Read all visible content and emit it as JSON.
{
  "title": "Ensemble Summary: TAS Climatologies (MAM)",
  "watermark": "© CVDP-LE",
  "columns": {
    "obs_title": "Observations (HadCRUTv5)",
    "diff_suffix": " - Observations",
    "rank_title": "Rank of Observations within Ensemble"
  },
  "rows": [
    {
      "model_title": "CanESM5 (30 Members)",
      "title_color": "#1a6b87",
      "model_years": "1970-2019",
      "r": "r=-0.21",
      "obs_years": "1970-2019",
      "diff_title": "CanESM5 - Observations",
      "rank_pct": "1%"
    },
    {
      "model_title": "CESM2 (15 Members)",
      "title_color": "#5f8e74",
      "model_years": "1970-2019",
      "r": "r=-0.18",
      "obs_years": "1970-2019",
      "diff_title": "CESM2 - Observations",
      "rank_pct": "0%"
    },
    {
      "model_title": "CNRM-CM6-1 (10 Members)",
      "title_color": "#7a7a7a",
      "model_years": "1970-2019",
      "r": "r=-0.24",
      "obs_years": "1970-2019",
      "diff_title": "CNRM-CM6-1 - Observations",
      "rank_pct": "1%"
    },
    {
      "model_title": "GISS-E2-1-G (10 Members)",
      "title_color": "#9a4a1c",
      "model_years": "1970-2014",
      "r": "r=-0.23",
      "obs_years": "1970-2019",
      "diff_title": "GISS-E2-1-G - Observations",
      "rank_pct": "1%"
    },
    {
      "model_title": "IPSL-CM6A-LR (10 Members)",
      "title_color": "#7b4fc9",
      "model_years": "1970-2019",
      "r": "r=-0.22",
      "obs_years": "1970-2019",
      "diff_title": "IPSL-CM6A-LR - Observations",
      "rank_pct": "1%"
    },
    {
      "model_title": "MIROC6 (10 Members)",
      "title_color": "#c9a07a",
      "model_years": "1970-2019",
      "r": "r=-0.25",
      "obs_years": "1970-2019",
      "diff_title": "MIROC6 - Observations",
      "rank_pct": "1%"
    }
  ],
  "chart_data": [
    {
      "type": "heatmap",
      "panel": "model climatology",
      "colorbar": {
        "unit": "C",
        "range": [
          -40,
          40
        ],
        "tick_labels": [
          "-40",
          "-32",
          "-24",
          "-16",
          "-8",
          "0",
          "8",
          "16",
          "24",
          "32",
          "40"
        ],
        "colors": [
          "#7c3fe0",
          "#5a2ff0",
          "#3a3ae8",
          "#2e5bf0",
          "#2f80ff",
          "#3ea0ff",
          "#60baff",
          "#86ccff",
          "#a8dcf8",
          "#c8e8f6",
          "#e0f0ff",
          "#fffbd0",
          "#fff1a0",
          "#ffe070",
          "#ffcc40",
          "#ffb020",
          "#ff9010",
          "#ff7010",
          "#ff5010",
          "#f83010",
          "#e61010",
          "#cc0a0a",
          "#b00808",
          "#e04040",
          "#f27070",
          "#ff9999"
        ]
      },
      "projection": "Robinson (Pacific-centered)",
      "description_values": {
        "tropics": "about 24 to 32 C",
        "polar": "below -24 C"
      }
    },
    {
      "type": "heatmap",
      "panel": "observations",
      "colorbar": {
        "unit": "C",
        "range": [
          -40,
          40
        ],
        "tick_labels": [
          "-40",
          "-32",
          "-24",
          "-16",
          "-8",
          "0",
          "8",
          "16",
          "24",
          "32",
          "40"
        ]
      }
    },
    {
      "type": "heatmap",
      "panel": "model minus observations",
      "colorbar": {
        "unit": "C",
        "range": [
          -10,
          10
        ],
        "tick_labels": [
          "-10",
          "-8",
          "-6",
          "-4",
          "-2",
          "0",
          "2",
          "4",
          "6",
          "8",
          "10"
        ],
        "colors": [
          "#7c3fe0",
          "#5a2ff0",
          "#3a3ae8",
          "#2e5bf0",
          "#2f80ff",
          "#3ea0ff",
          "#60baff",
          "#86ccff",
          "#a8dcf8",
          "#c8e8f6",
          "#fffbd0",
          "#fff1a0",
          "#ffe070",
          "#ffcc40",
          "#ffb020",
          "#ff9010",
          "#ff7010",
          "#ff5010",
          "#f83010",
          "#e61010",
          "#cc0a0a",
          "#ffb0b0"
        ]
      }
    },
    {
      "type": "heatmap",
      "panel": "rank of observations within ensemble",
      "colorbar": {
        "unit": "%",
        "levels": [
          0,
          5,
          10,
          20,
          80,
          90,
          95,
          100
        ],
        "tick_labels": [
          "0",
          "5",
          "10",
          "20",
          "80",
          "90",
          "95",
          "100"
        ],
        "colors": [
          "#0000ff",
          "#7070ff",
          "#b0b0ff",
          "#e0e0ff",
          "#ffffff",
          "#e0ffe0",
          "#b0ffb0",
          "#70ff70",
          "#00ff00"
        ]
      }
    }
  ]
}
################
AIM OF THE EXERCISE: Print the records above exactly as they appear.

SOLUTION:
Read all visible content and emit it as JSON.
{
  "title": "Ensemble Summary: TAS Climatologies (MAM)",
  "watermark": "© CVDP-LE",
  "columns": {
    "obs_title": "Observations (HadCRUTv5)",
    "diff_suffix": " - Observations",
    "rank_title": "Rank of Observations within Ensemble"
  },
  "rows": [
    {
      "model_title": "CanESM5 (30 Members)",
      "title_color": "#1a6b87",
      "model_years": "1970-2019",
      "r": "r=-0.21",
      "obs_years": "1970-2019",
      "diff_title": "CanESM5 - Observations",
      "rank_pct": "1%"
    },
    {
      "model_title": "CESM2 (15 Members)",
      "title_color": "#5f8e74",
      "model_years": "1970-2019",
      "r": "r=-0.18",
      "obs_years": "1970-2019",
      "diff_title": "CESM2 - Observations",
      "rank_pct": "0%"
    },
    {
      "model_title": "CNRM-CM6-1 (10 Members)",
      "title_color": "#7a7a7a",
      "model_years": "1970-2019",
      "r": "r=-0.24",
      "obs_years": "1970-2019",
      "diff_title": "CNRM-CM6-1 - Observations",
      "rank_pct": "1%"
    },
    {
      "model_title": "GISS-E2-1-G (10 Members)",
      "title_color": "#9a4a1c",
      "model_years": "1970-2014",
      "r": "r=-0.23",
      "obs_years": "1970-2019",
      "diff_title": "GISS-E2-1-G - Observations",
      "rank_pct": "1%"
    },
    {
      "model_title": "IPSL-CM6A-LR (10 Members)",
      "title_color": "#7b4fc9",
      "model_years": "1970-2019",
      "r": "r=-0.22",
      "obs_years": "1970-2019",
      "diff_title": "IPSL-CM6A-LR - Observations",
      "rank_pct": "1%"
    },
    {
      "model_title": "MIROC6 (10 Members)",
      "title_color": "#c9a07a",
      "model_years": "1970-2019",
      "r": "r=-0.25",
      "obs_years": "1970-2019",
      "diff_title": "MIROC6 - Observations",
      "rank_pct": "1%"
    }
  ],
  "chart_data": [
    {
      "type": "heatmap",
      "panel": "model climatology",
      "colorbar": {
        "unit": "C",
        "range": [
          -40,
          40
        ],
        "tick_labels": [
          "-40",
          "-32",
          "-24",
          "-16",
          "-8",
          "0",
          "8",
          "16",
          "24",
          "32",
          "40"
        ],
        "colors": [
          "#7c3fe0",
          "#5a2ff0",
          "#3a3ae8",
          "#2e5bf0",
          "#2f80ff",
          "#3ea0ff",
          "#60baff",
          "#86ccff",
          "#a8dcf8",
          "#c8e8f6",
          "#e0f0ff",
          "#fffbd0",
          "#fff1a0",
          "#ffe070",
          "#ffcc40",
          "#ffb020",
          "#ff9010",
          "#ff7010",
          "#ff5010",
          "#f83010",
          "#e61010",
          "#cc0a0a",
          "#b00808",
          "#e04040",
          "#f27070",
          "#ff9999"
        ]
      },
      "projection": "Robinson (Pacific-centered)",
      "description_values": {
        "tropics": "about 24 to 32 C",
        "polar": "below -24 C"
      }
    },
    {
      "type": "heatmap",
      "panel": "observations",
      "colorbar": {
        "unit": "C",
        "range": [
          -40,
          40
        ],
        "tick_labels": [
          "-40",
          "-32",
          "-24",
          "-16",
          "-8",
          "0",
          "8",
          "16",
          "24",
          "32",
          "40"
        ]
      }
    },
    {
      "type": "heatmap",
      "panel": "model minus observations",
      "colorbar": {
        "unit": "C",
        "range": [
          -10,
          10
        ],
        "tick_labels": [
          "-10",
          "-8",
          "-6",
          "-4",
          "-2",
          "0",
          "2",
          "4",
          "6",
          "8",
          "10"
        ],
        "colors": [
          "#7c3fe0",
          "#5a2ff0",
          "#3a3ae8",
          "#2e5bf0",
          "#2f80ff",
          "#3ea0ff",
          "#60baff",
          "#86ccff",
          "#a8dcf8",
          "#c8e8f6",
          "#fffbd0",
          "#fff1a0",
          "#ffe070",
          "#ffcc40",
          "#ffb020",
          "#ff9010",
          "#ff7010",
          "#ff5010",
          "#f83010",
          "#e61010",
          "#cc0a0a",
          "#ffb0b0"
        ]
      }
    },
    {
      "type": "heatmap",
      "panel": "rank of observations within ensemble",
      "colorbar": {
        "unit": "%",
        "levels": [
          0,
          5,
          10,
          20,
          80,
          90,
          95,
          100
        ],
        "tick_labels": [
          "0",
          "5",
          "10",
          "20",
          "80",
          "90",
          "95",
          "100"
        ],
        "colors": [
          "#0000ff",
          "#7070ff",
          "#b0b0ff",
          "#e0e0ff",
          "#ffffff",
          "#e0ffe0",
          "#b0ffb0",
          "#70ff70",
          "#00ff00"
        ]
      }
    }
  ]
}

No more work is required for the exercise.